Copy out each line exactly as it appears.

Stored data:
Begin
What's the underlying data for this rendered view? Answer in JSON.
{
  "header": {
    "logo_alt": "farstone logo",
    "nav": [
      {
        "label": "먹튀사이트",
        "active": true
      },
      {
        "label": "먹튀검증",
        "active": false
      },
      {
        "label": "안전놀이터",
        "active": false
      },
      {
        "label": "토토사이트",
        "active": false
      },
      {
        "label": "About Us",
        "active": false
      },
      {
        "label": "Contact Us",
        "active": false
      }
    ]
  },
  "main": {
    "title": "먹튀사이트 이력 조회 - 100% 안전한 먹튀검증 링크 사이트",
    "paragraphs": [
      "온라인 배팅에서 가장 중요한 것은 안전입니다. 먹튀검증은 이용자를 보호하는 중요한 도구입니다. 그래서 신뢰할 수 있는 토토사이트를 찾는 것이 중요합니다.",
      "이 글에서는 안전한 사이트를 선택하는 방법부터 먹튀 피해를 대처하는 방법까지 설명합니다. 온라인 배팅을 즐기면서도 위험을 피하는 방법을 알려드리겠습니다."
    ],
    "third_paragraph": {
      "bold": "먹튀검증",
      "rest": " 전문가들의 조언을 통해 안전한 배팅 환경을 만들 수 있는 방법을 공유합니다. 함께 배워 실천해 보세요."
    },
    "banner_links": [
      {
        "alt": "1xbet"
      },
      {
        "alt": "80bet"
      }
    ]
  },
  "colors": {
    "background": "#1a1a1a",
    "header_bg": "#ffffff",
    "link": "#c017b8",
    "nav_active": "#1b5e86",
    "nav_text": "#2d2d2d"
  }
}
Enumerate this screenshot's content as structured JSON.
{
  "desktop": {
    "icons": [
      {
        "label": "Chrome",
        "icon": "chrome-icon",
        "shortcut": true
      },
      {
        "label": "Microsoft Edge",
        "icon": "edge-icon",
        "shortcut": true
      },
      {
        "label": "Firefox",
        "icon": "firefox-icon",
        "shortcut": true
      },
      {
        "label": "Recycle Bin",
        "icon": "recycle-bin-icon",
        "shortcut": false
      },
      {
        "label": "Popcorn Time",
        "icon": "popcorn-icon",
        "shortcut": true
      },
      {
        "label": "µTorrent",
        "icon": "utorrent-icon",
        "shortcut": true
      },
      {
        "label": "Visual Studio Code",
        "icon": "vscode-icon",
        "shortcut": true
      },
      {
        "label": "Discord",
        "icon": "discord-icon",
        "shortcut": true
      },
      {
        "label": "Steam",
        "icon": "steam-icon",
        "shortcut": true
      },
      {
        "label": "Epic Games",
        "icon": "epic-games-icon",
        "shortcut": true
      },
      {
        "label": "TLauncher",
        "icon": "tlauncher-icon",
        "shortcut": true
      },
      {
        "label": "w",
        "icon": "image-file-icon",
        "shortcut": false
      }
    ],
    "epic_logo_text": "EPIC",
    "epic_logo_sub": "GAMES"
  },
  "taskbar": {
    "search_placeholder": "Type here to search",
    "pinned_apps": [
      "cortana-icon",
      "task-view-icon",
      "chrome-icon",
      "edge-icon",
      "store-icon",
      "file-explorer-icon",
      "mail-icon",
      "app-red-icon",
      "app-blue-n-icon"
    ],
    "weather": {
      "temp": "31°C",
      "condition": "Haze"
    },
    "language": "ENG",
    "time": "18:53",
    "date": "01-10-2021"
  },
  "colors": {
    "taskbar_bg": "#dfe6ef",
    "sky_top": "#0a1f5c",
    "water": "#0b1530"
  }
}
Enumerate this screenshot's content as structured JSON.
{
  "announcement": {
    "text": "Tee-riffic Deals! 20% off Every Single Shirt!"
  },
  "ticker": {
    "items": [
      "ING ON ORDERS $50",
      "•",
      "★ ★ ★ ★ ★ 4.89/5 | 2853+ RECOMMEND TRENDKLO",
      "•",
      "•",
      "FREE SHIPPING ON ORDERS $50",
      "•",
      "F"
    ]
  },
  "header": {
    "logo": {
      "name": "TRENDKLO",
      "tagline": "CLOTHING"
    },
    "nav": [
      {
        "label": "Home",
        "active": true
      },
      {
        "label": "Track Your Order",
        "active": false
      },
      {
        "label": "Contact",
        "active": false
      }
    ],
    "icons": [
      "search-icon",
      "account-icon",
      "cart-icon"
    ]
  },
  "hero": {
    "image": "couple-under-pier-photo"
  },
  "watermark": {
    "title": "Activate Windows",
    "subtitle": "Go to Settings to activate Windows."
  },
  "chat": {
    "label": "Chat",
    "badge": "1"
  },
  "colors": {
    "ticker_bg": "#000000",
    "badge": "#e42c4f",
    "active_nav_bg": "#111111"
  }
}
End
Final result:
What's the underlying data for this rendered view? Answer in JSON.
{
  "header": {
    "logo_alt": "farstone logo",
    "nav": [
      {
        "label": "먹튀사이트",
        "active": true
      },
      {
        "label": "먹튀검증",
        "active": false
      },
      {
        "label": "안전놀이터",
        "active": false
      },
      {
        "label": "토토사이트",
        "active": false
      },
      {
        "label": "About Us",
        "active": false
      },
      {
        "label": "Contact Us",
        "active": false
      }
    ]
  },
  "main": {
    "title": "먹튀사이트 이력 조회 - 100% 안전한 먹튀검증 링크 사이트",
    "paragraphs": [
      "온라인 배팅에서 가장 중요한 것은 안전입니다. 먹튀검증은 이용자를 보호하는 중요한 도구입니다. 그래서 신뢰할 수 있는 토토사이트를 찾는 것이 중요합니다.",
      "이 글에서는 안전한 사이트를 선택하는 방법부터 먹튀 피해를 대처하는 방법까지 설명합니다. 온라인 배팅을 즐기면서도 위험을 피하는 방법을 알려드리겠습니다."
    ],
    "third_paragraph": {
      "bold": "먹튀검증",
      "rest": " 전문가들의 조언을 통해 안전한 배팅 환경을 만들 수 있는 방법을 공유합니다. 함께 배워 실천해 보세요."
    },
    "banner_links": [
      {
        "alt": "1xbet"
      },
      {
        "alt": "80bet"
      }
    ]
  },
  "colors": {
    "background": "#1a1a1a",
    "header_bg": "#ffffff",
    "link": "#c017b8",
    "nav_active": "#1b5e86",
    "nav_text": "#2d2d2d"
  }
}
Enumerate this screenshot's content as structured JSON.
{
  "desktop": {
    "icons": [
      {
        "label": "Chrome",
        "icon": "chrome-icon",
        "shortcut": true
      },
      {
        "label": "Microsoft Edge",
        "icon": "edge-icon",
        "shortcut": true
      },
      {
        "label": "Firefox",
        "icon": "firefox-icon",
        "shortcut": true
      },
      {
        "label": "Recycle Bin",
        "icon": "recycle-bin-icon",
        "shortcut": false
      },
      {
        "label": "Popcorn Time",
        "icon": "popcorn-icon",
        "shortcut": true
      },
      {
        "label": "µTorrent",
        "icon": "utorrent-icon",
        "shortcut": true
      },
      {
        "label": "Visual Studio Code",
        "icon": "vscode-icon",
        "shortcut": true
      },
      {
        "label": "Discord",
        "icon": "discord-icon",
        "shortcut": true
      },
      {
        "label": "Steam",
        "icon": "steam-icon",
        "shortcut": true
      },
      {
        "label": "Epic Games",
        "icon": "epic-games-icon",
        "shortcut": true
      },
      {
        "label": "TLauncher",
        "icon": "tlauncher-icon",
        "shortcut": true
      },
      {
        "label": "w",
        "icon": "image-file-icon",
        "shortcut": false
      }
    ],
    "epic_logo_text": "EPIC",
    "epic_logo_sub": "GAMES"
  },
  "taskbar": {
    "search_placeholder": "Type here to search",
    "pinned_apps": [
      "cortana-icon",
      "task-view-icon",
      "chrome-icon",
      "edge-icon",
      "store-icon",
      "file-explorer-icon",
      "mail-icon",
      "app-red-icon",
      "app-blue-n-icon"
    ],
    "weather": {
      "temp": "31°C",
      "condition": "Haze"
    },
    "language": "ENG",
    "time": "18:53",
    "date": "01-10-2021"
  },
  "colors": {
    "taskbar_bg": "#dfe6ef",
    "sky_top": "#0a1f5c",
    "water": "#0b1530"
  }
}
Enumerate this screenshot's content as structured JSON.
{
  "announcement": {
    "text": "Tee-riffic Deals! 20% off Every Single Shirt!"
  },
  "ticker": {
    "items": [
      "ING ON ORDERS $50",
      "•",
      "★ ★ ★ ★ ★ 4.89/5 | 2853+ RECOMMEND TRENDKLO",
      "•",
      "•",
      "FREE SHIPPING ON ORDERS $50",
      "•",
      "F"
    ]
  },
  "header": {
    "logo": {
      "name": "TRENDKLO",
      "tagline": "CLOTHING"
    },
    "nav": [
      {
        "label": "Home",
        "active": true
      },
      {
        "label": "Track Your Order",
        "active": false
      },
      {
        "label": "Contact",
        "active": false
      }
    ],
    "icons": [
      "search-icon",
      "account-icon",
      "cart-icon"
    ]
  },
  "hero": {
    "image": "couple-under-pier-photo"
  },
  "watermark": {
    "title": "Activate Windows",
    "subtitle": "Go to Settings to activate Windows."
  },
  "chat": {
    "label": "Chat",
    "badge": "1"
  },
  "colors": {
    "ticker_bg": "#000000",
    "badge": "#e42c4f",
    "active_nav_bg": "#111111"
  }
}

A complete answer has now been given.